DATA FOR THIS EXERCISE ->
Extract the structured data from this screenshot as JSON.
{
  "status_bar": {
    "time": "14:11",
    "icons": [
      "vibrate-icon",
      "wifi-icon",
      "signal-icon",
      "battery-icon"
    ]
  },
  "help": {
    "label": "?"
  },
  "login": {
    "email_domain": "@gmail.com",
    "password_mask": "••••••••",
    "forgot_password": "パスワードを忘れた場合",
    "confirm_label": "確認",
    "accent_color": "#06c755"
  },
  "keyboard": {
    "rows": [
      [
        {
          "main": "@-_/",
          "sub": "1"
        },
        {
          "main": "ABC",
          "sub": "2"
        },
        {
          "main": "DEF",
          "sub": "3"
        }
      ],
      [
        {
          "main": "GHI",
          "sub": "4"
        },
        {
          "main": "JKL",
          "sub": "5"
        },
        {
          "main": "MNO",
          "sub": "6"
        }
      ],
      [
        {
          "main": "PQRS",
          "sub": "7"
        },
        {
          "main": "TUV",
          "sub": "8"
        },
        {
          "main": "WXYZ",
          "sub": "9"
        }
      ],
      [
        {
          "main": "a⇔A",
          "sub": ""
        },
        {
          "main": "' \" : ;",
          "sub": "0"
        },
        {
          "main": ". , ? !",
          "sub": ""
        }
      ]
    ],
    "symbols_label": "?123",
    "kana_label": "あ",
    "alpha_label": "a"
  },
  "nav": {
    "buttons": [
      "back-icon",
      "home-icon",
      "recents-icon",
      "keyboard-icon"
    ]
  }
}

WHAT IS BEING ASKED -> Transcribe all of the lines in the records precisely.

RESULT OF THE TASK ->
Extract the structured data from this screenshot as JSON.
{
  "status_bar": {
    "time": "14:11",
    "icons": [
      "vibrate-icon",
      "wifi-icon",
      "signal-icon",
      "battery-icon"
    ]
  },
  "help": {
    "label": "?"
  },
  "login": {
    "email_domain": "@gmail.com",
    "password_mask": "••••••••",
    "forgot_password": "パスワードを忘れた場合",
    "confirm_label": "確認",
    "accent_color": "#06c755"
  },
  "keyboard": {
    "rows": [
      [
        {
          "main": "@-_/",
          "sub": "1"
        },
        {
          "main": "ABC",
          "sub": "2"
        },
        {
          "main": "DEF",
          "sub": "3"
        }
      ],
      [
        {
          "main": "GHI",
          "sub": "4"
        },
        {
          "main": "JKL",
          "sub": "5"
        },
        {
          "main": "MNO",
          "sub": "6"
        }
      ],
      [
        {
          "main": "PQRS",
          "sub": "7"
        },
        {
          "main": "TUV",
          "sub": "8"
        },
        {
          "main": "WXYZ",
          "sub": "9"
        }
      ],
      [
        {
          "main": "a⇔A",
          "sub": ""
        },
        {
          "main": "' \" : ;",
          "sub": "0"
        },
        {
          "main": ". , ? !",
          "sub": ""
        }
      ]
    ],
    "symbols_label": "?123",
    "kana_label": "あ",
    "alpha_label": "a"
  },
  "nav": {
    "buttons": [
      "back-icon",
      "home-icon",
      "recents-icon",
      "keyboard-icon"
    ]
  }
}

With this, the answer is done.